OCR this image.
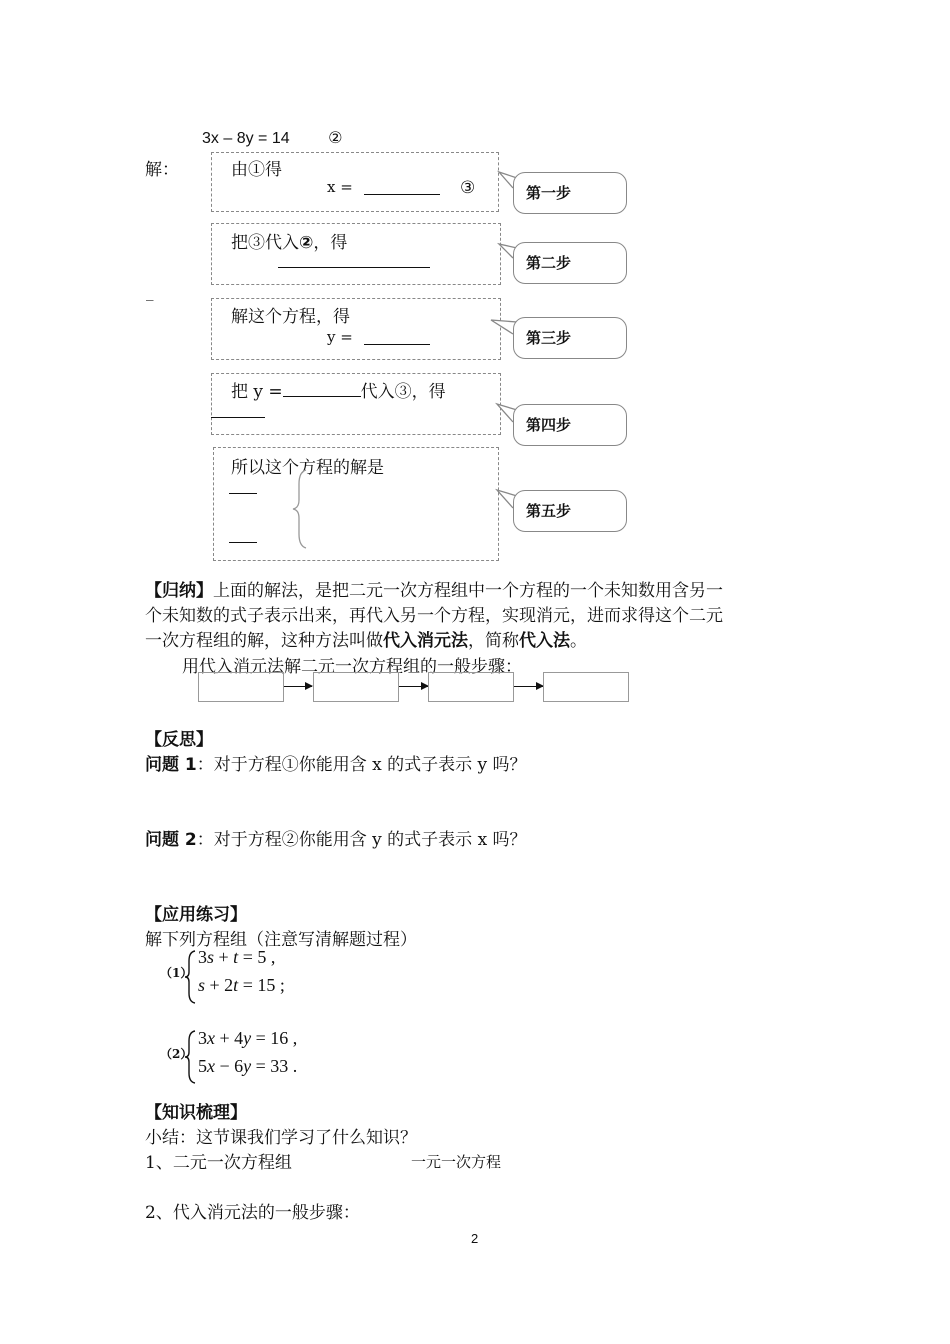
3x – 8y = 14 ②
解：	由①得
x =	③
把③代入②，得
_
解这个方程，得
y =
把 y =	代入③，得
所以这个方程的解是
第一步
第二步
第三步
第四步
第五步
【归纳】上面的解法，是把二元一次方程组中一个方程的一个未知数用含另一
个未知数的式子表示出来，再代入另一个方程，实现消元，进而求得这个二元
一次方程组的解，这种方法叫做代入消元法，简称代入法。
用代入消元法解二元一次方程组的一般步骤：
【反思】
问题 1：对于方程①你能用含 x 的式子表示 y 吗？
问题 2：对于方程②你能用含 y 的式子表示 x 吗？
【应用练习】
解下列方程组（注意写清解题过程）
（1）
3s + t = 5 ,
s + 2t = 15 ;
（2）
3x + 4y = 16 ,
5x − 6y = 33 .
【知识梳理】
小结：这节课我们学习了什么知识？
1、二元一次方程组	一元一次方程
2、代入消元法的一般步骤：
2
_ _ _
Above are records with pictures; repeat the records exactly and leave the pictures out.

» **Exercise result**
OCR this image.
3x – 8y = 14 ②
解：	由①得
x =	③
把③代入②，得
_
解这个方程，得
y =
把 y =	代入③，得
所以这个方程的解是
第一步
第二步
第三步
第四步
第五步
【归纳】上面的解法，是把二元一次方程组中一个方程的一个未知数用含另一
个未知数的式子表示出来，再代入另一个方程，实现消元，进而求得这个二元
一次方程组的解，这种方法叫做代入消元法，简称代入法。
用代入消元法解二元一次方程组的一般步骤：
【反思】
问题 1：对于方程①你能用含 x 的式子表示 y 吗？
问题 2：对于方程②你能用含 y 的式子表示 x 吗？
【应用练习】
解下列方程组（注意写清解题过程）
（1）
3s + t = 5 ,
s + 2t = 15 ;
（2）
3x + 4y = 16 ,
5x − 6y = 33 .
【知识梳理】
小结：这节课我们学习了什么知识？
1、二元一次方程组	一元一次方程
2、代入消元法的一般步骤：
2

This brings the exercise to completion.